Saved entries
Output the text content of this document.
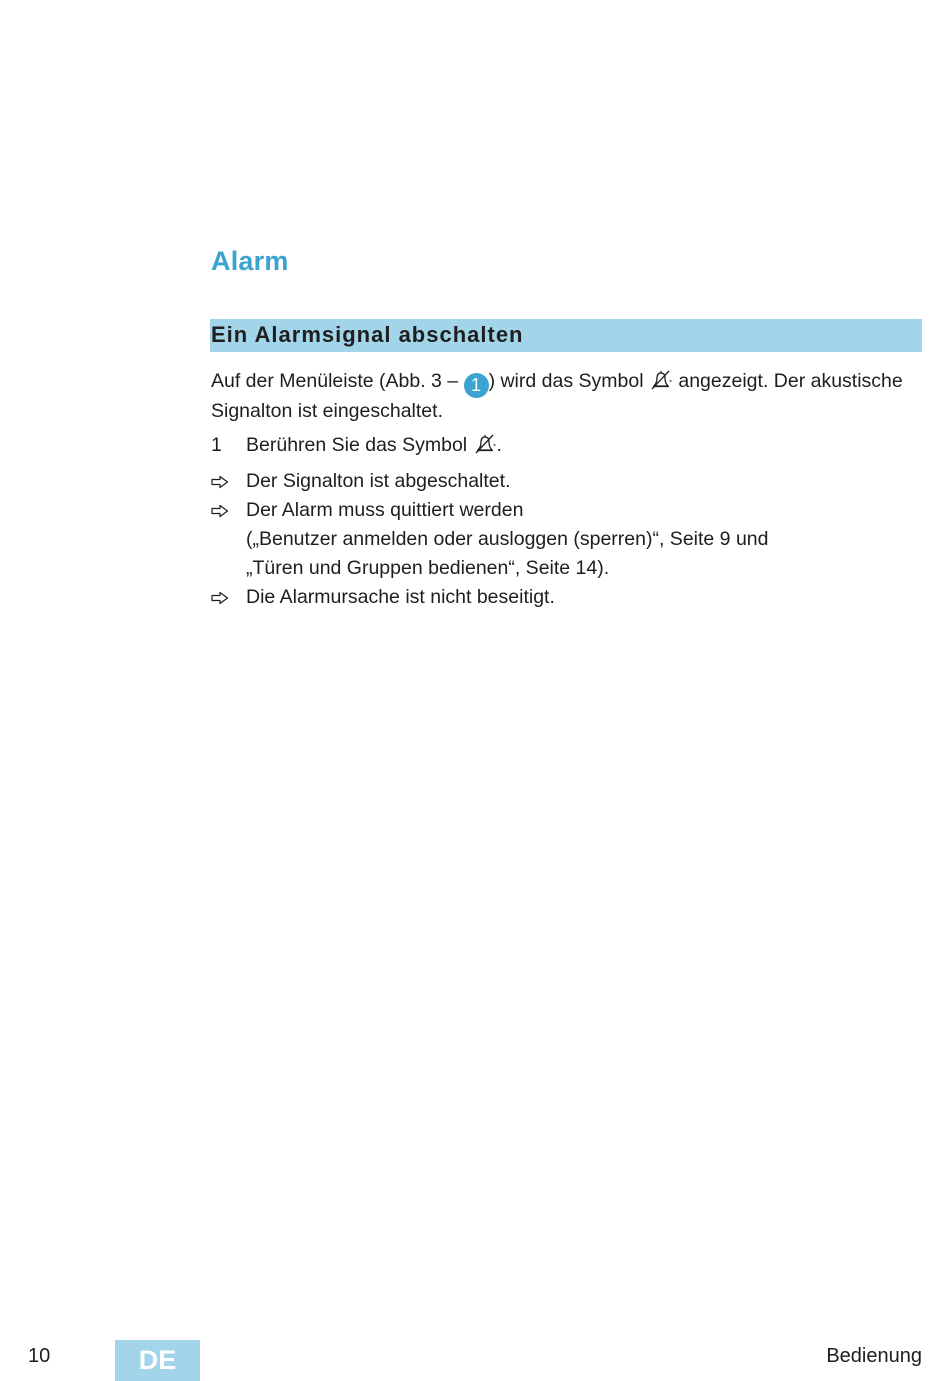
Alarm
Ein Alarmsignal abschalten

Auf der Menüleiste (Abb. 3 – 1 ) wird das Symbol  angezeigt. Der akustische Signalton ist eingeschaltet.

1	Berühren Sie das Symbol .
Der Signalton ist abgeschaltet.
Der Alarm muss quittiert werden
(„Benutzer anmelden oder ausloggen (sperren)“, Seite 9 und
„Türen und Gruppen bedienen“, Seite 14).
Die Alarmursache ist nicht beseitigt.
10	DE	Bedienung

**WHAT IS ASKED**
Each line of the data is to be duplicated exactly; pictures stay out of the copy.

**COMPLETE RESPONSE**
Output the text content of this document.
Alarm
Ein Alarmsignal abschalten

Auf der Menüleiste (Abb. 3 – 1 ) wird das Symbol  angezeigt. Der akustische Signalton ist eingeschaltet.

1	Berühren Sie das Symbol .
Der Signalton ist abgeschaltet.
Der Alarm muss quittiert werden
(„Benutzer anmelden oder ausloggen (sperren)“, Seite 9 und
„Türen und Gruppen bedienen“, Seite 14).
Die Alarmursache ist nicht beseitigt.
10	DE	Bedienung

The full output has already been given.